» **Task details**: Where a line holds the string "spannmålsexport", return that line.

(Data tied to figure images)
────────────────────
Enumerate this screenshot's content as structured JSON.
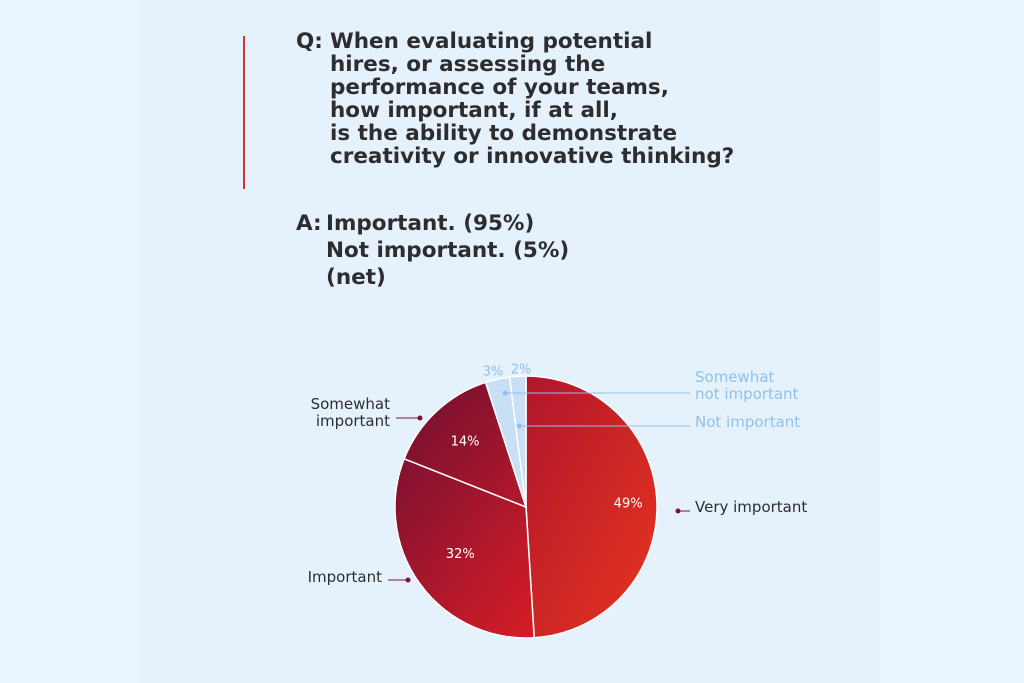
{
  "question": {
    "prefix": "Q:",
    "lines": [
      "When evaluating potential",
      "hires, or assessing the",
      "performance of your teams,",
      "how important, if at all,",
      "is the ability to demonstrate",
      "creativity or innovative thinking?"
    ]
  },
  "answer": {
    "prefix": "A:",
    "lines": [
      "Important. (95%)",
      "Not important. (5%)",
      "(net)"
    ]
  },
  "colors": {
    "accent": "#d0303a",
    "dark_red": "#7e1131",
    "red": "#e0242a",
    "light_blue": "#c8dff5",
    "label_blue": "#8fc2ea",
    "text": "#2d2d2f"
  },
  "chart_data": {
    "type": "pie",
    "title": "",
    "slices": [
      {
        "label": "Very important",
        "value": 49,
        "value_label": "49%"
      },
      {
        "label": "Important",
        "value": 32,
        "value_label": "32%"
      },
      {
        "label": "Somewhat important",
        "value": 14,
        "value_label": "14%"
      },
      {
        "label": "Somewhat not important",
        "value": 3,
        "value_label": "3%"
      },
      {
        "label": "Not important",
        "value": 2,
        "value_label": "2%"
      }
    ]
  }
}
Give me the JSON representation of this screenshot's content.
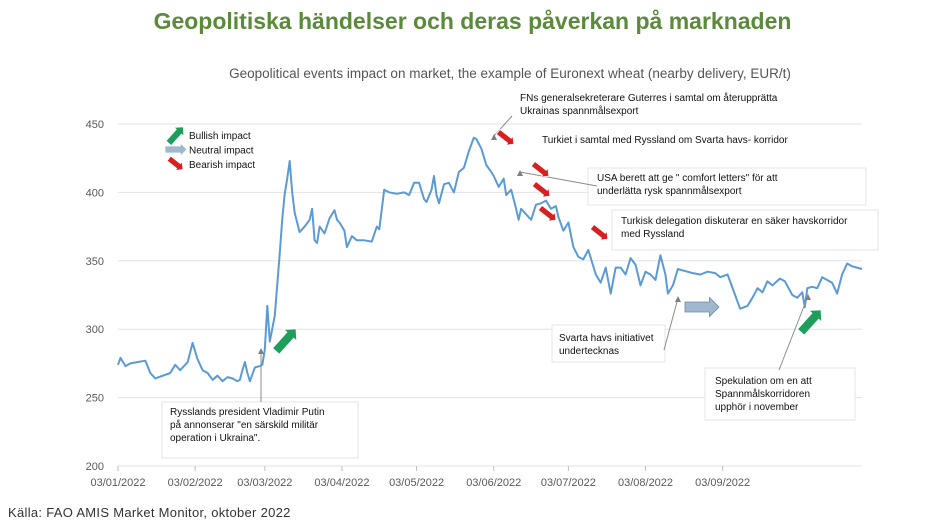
{
  "title": "Geopolitiska händelser och deras påverkan på marknaden",
  "source": "Källa: FAO AMIS Market Monitor, oktober 2022",
  "colors": {
    "line": "#5b9bd5",
    "bullish": "#1e9e5a",
    "neutral": "#9fb8cf",
    "bearish": "#d92020",
    "title": "#5a8a3a"
  },
  "legend": [
    {
      "label": "Bullish impact",
      "icon": "arrow-up-right-icon",
      "color": "#1e9e5a"
    },
    {
      "label": "Neutral impact",
      "icon": "arrow-right-icon",
      "color": "#9fb8cf"
    },
    {
      "label": "Bearish impact",
      "icon": "arrow-down-right-icon",
      "color": "#d92020"
    }
  ],
  "chart_data": {
    "type": "line",
    "title": "Geopolitical events impact on market, the example of Euronext wheat (nearby delivery, EUR/t)",
    "xlabel": "",
    "ylabel": "",
    "ylim": [
      200,
      450
    ],
    "yticks": [
      200,
      250,
      300,
      350,
      400,
      450
    ],
    "xticks": [
      "03/01/2022",
      "03/02/2022",
      "03/03/2022",
      "03/04/2022",
      "03/05/2022",
      "03/06/2022",
      "03/07/2022",
      "03/08/2022",
      "03/09/2022"
    ],
    "grid": "horizontal",
    "series": [
      {
        "points": [
          [
            "2022-01-03",
            274
          ],
          [
            "2022-01-04",
            279
          ],
          [
            "2022-01-06",
            273
          ],
          [
            "2022-01-08",
            275
          ],
          [
            "2022-01-11",
            276
          ],
          [
            "2022-01-14",
            277
          ],
          [
            "2022-01-16",
            268
          ],
          [
            "2022-01-18",
            264
          ],
          [
            "2022-01-21",
            266
          ],
          [
            "2022-01-24",
            268
          ],
          [
            "2022-01-26",
            274
          ],
          [
            "2022-01-28",
            270
          ],
          [
            "2022-01-31",
            276
          ],
          [
            "2022-02-02",
            290
          ],
          [
            "2022-02-04",
            278
          ],
          [
            "2022-02-06",
            270
          ],
          [
            "2022-02-08",
            268
          ],
          [
            "2022-02-10",
            263
          ],
          [
            "2022-02-12",
            266
          ],
          [
            "2022-02-14",
            262
          ],
          [
            "2022-02-16",
            265
          ],
          [
            "2022-02-18",
            264
          ],
          [
            "2022-02-20",
            262
          ],
          [
            "2022-02-21",
            263
          ],
          [
            "2022-02-22",
            270
          ],
          [
            "2022-02-23",
            276
          ],
          [
            "2022-02-24",
            268
          ],
          [
            "2022-02-25",
            262
          ],
          [
            "2022-02-27",
            272
          ],
          [
            "2022-03-01",
            273
          ],
          [
            "2022-03-02",
            274
          ],
          [
            "2022-03-03",
            285
          ],
          [
            "2022-03-04",
            317
          ],
          [
            "2022-03-05",
            291
          ],
          [
            "2022-03-07",
            310
          ],
          [
            "2022-03-09",
            355
          ],
          [
            "2022-03-10",
            380
          ],
          [
            "2022-03-11",
            399
          ],
          [
            "2022-03-12",
            410
          ],
          [
            "2022-03-13",
            423
          ],
          [
            "2022-03-14",
            400
          ],
          [
            "2022-03-15",
            385
          ],
          [
            "2022-03-17",
            371
          ],
          [
            "2022-03-19",
            375
          ],
          [
            "2022-03-21",
            380
          ],
          [
            "2022-03-22",
            388
          ],
          [
            "2022-03-23",
            365
          ],
          [
            "2022-03-24",
            363
          ],
          [
            "2022-03-25",
            375
          ],
          [
            "2022-03-27",
            370
          ],
          [
            "2022-03-29",
            381
          ],
          [
            "2022-03-31",
            387
          ],
          [
            "2022-04-01",
            380
          ],
          [
            "2022-04-02",
            378
          ],
          [
            "2022-04-04",
            372
          ],
          [
            "2022-04-05",
            360
          ],
          [
            "2022-04-07",
            368
          ],
          [
            "2022-04-09",
            365
          ],
          [
            "2022-04-12",
            365
          ],
          [
            "2022-04-15",
            364
          ],
          [
            "2022-04-17",
            375
          ],
          [
            "2022-04-18",
            373
          ],
          [
            "2022-04-20",
            402
          ],
          [
            "2022-04-22",
            400
          ],
          [
            "2022-04-25",
            399
          ],
          [
            "2022-04-28",
            400
          ],
          [
            "2022-04-30",
            398
          ],
          [
            "2022-05-02",
            407
          ],
          [
            "2022-05-04",
            407
          ],
          [
            "2022-05-06",
            395
          ],
          [
            "2022-05-07",
            393
          ],
          [
            "2022-05-09",
            402
          ],
          [
            "2022-05-10",
            412
          ],
          [
            "2022-05-11",
            398
          ],
          [
            "2022-05-12",
            392
          ],
          [
            "2022-05-14",
            406
          ],
          [
            "2022-05-16",
            407
          ],
          [
            "2022-05-18",
            400
          ],
          [
            "2022-05-20",
            415
          ],
          [
            "2022-05-22",
            418
          ],
          [
            "2022-05-24",
            430
          ],
          [
            "2022-05-26",
            440
          ],
          [
            "2022-05-27",
            439
          ],
          [
            "2022-05-29",
            432
          ],
          [
            "2022-05-31",
            420
          ],
          [
            "2022-06-02",
            415
          ],
          [
            "2022-06-03",
            412
          ],
          [
            "2022-06-05",
            404
          ],
          [
            "2022-06-07",
            410
          ],
          [
            "2022-06-08",
            398
          ],
          [
            "2022-06-10",
            402
          ],
          [
            "2022-06-12",
            388
          ],
          [
            "2022-06-13",
            380
          ],
          [
            "2022-06-14",
            388
          ],
          [
            "2022-06-16",
            384
          ],
          [
            "2022-06-18",
            380
          ],
          [
            "2022-06-20",
            391
          ],
          [
            "2022-06-22",
            392
          ],
          [
            "2022-06-24",
            394
          ],
          [
            "2022-06-26",
            388
          ],
          [
            "2022-06-28",
            390
          ],
          [
            "2022-06-29",
            382
          ],
          [
            "2022-07-01",
            372
          ],
          [
            "2022-07-03",
            378
          ],
          [
            "2022-07-05",
            360
          ],
          [
            "2022-07-07",
            353
          ],
          [
            "2022-07-09",
            351
          ],
          [
            "2022-07-11",
            358
          ],
          [
            "2022-07-12",
            352
          ],
          [
            "2022-07-14",
            340
          ],
          [
            "2022-07-16",
            334
          ],
          [
            "2022-07-18",
            345
          ],
          [
            "2022-07-20",
            326
          ],
          [
            "2022-07-22",
            345
          ],
          [
            "2022-07-24",
            345
          ],
          [
            "2022-07-26",
            340
          ],
          [
            "2022-07-28",
            352
          ],
          [
            "2022-07-30",
            347
          ],
          [
            "2022-08-01",
            332
          ],
          [
            "2022-08-03",
            342
          ],
          [
            "2022-08-05",
            340
          ],
          [
            "2022-08-07",
            336
          ],
          [
            "2022-08-09",
            354
          ],
          [
            "2022-08-11",
            340
          ],
          [
            "2022-08-12",
            326
          ],
          [
            "2022-08-14",
            332
          ],
          [
            "2022-08-16",
            344
          ],
          [
            "2022-08-18",
            343
          ],
          [
            "2022-08-22",
            341
          ],
          [
            "2022-08-25",
            340
          ],
          [
            "2022-08-28",
            342
          ],
          [
            "2022-08-31",
            341
          ],
          [
            "2022-09-02",
            338
          ],
          [
            "2022-09-05",
            340
          ],
          [
            "2022-09-08",
            325
          ],
          [
            "2022-09-10",
            315
          ],
          [
            "2022-09-13",
            317
          ],
          [
            "2022-09-15",
            323
          ],
          [
            "2022-09-17",
            330
          ],
          [
            "2022-09-19",
            327
          ],
          [
            "2022-09-21",
            335
          ],
          [
            "2022-09-23",
            332
          ],
          [
            "2022-09-26",
            337
          ],
          [
            "2022-09-28",
            335
          ],
          [
            "2022-10-01",
            325
          ],
          [
            "2022-10-03",
            323
          ],
          [
            "2022-10-05",
            327
          ],
          [
            "2022-10-06",
            316
          ],
          [
            "2022-10-07",
            330
          ],
          [
            "2022-10-09",
            331
          ],
          [
            "2022-10-11",
            330
          ],
          [
            "2022-10-13",
            338
          ],
          [
            "2022-10-15",
            336
          ],
          [
            "2022-10-17",
            334
          ],
          [
            "2022-10-19",
            326
          ],
          [
            "2022-10-21",
            340
          ],
          [
            "2022-10-23",
            348
          ],
          [
            "2022-10-25",
            346
          ],
          [
            "2022-10-27",
            345
          ],
          [
            "2022-10-29",
            344
          ]
        ]
      }
    ],
    "annotations": [
      {
        "text": [
          "FNs generalsekreterare Guterres  i samtal om återupprätta",
          "Ukrainas spannmålsexport"
        ]
      },
      {
        "text": [
          "Turkiet i samtal med Ryssland om Svarta havs- korridor"
        ]
      },
      {
        "text": [
          "USA berett att ge \" comfort letters\" för att",
          "underlätta rysk spannmålsexport"
        ]
      },
      {
        "text": [
          "Turkisk delegation diskuterar en säker havskorridor",
          "med Ryssland"
        ]
      },
      {
        "text": [
          "Svarta havs initiativet",
          "undertecknas"
        ]
      },
      {
        "text": [
          "Spekulation om en att",
          "Spannmålskorridoren",
          "upphör i november"
        ]
      },
      {
        "text": [
          "Rysslands president Vladimir Putin",
          "på annonserar \"en särskild militär",
          "operation i Ukraina\"."
        ]
      }
    ]
  }
}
────────────────────
» **Written solution**:
          "Ukrainas spannmålsexport"
          "underlätta rysk spannmålsexport"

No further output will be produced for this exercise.